SET PROBLEM
Records follow. Copy every line with "title".

EXTRACTED INFORMATION
◇ ◇ ◇

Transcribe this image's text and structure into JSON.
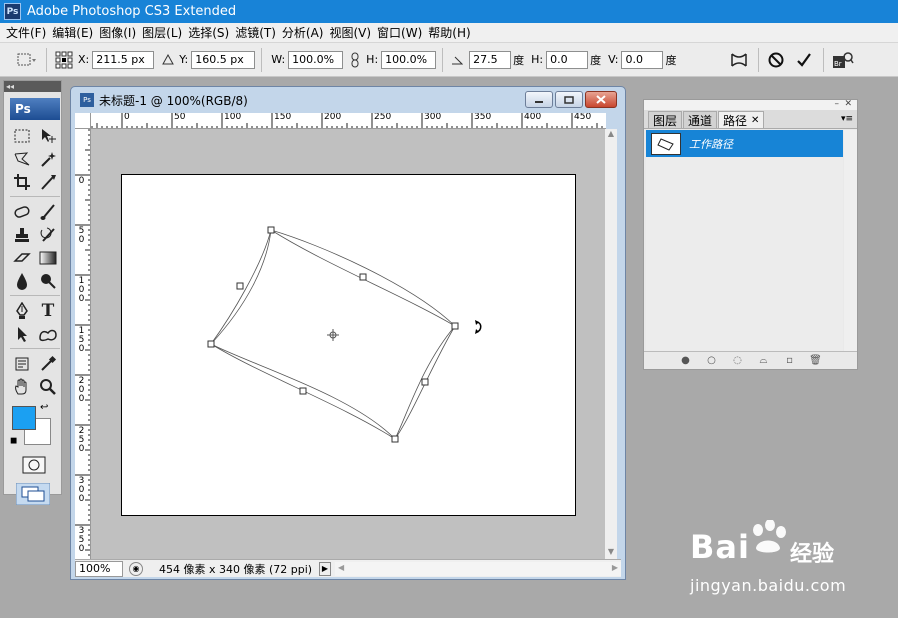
{
  "app": {
    "title": "Adobe Photoshop CS3 Extended",
    "logo_text": "Ps"
  },
  "menu": [
    "文件(F)",
    "编辑(E)",
    "图像(I)",
    "图层(L)",
    "选择(S)",
    "滤镜(T)",
    "分析(A)",
    "视图(V)",
    "窗口(W)",
    "帮助(H)"
  ],
  "options": {
    "x_label": "X:",
    "x_value": "211.5 px",
    "y_label": "Y:",
    "y_value": "160.5 px",
    "w_label": "W:",
    "w_value": "100.0%",
    "h_label": "H:",
    "h_value": "100.0%",
    "angle_value": "27.5",
    "angle_unit": "度",
    "hskew_label": "H:",
    "hskew_value": "0.0",
    "hskew_unit": "度",
    "vskew_label": "V:",
    "vskew_value": "0.0",
    "vskew_unit": "度"
  },
  "toolbox": {
    "badge": "Ps",
    "fg_color": "#1ba0f2",
    "bg_color": "#ffffff"
  },
  "document": {
    "title": "未标题-1 @ 100%(RGB/8)",
    "ruler_h": [
      "0",
      "50",
      "100",
      "150",
      "200",
      "250",
      "300",
      "350",
      "400",
      "450"
    ],
    "ruler_v": [
      "0",
      "50",
      "100",
      "150",
      "200",
      "250",
      "300",
      "350"
    ],
    "zoom": "100%",
    "info": "454 像素 x 340 像素 (72 ppi)"
  },
  "panel": {
    "tabs": [
      "图层",
      "通道",
      "路径"
    ],
    "active_tab": "路径",
    "path_name": "工作路径"
  },
  "watermark": {
    "logo": "Bai",
    "logo_tail": "经验",
    "url": "jingyan.baidu.com"
  }
}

◇ ◇ ◇

COMPLETED EXERCISE
    "title": "Adobe Photoshop CS3 Extended",
    "title": "未标题-1 @ 100%(RGB/8)",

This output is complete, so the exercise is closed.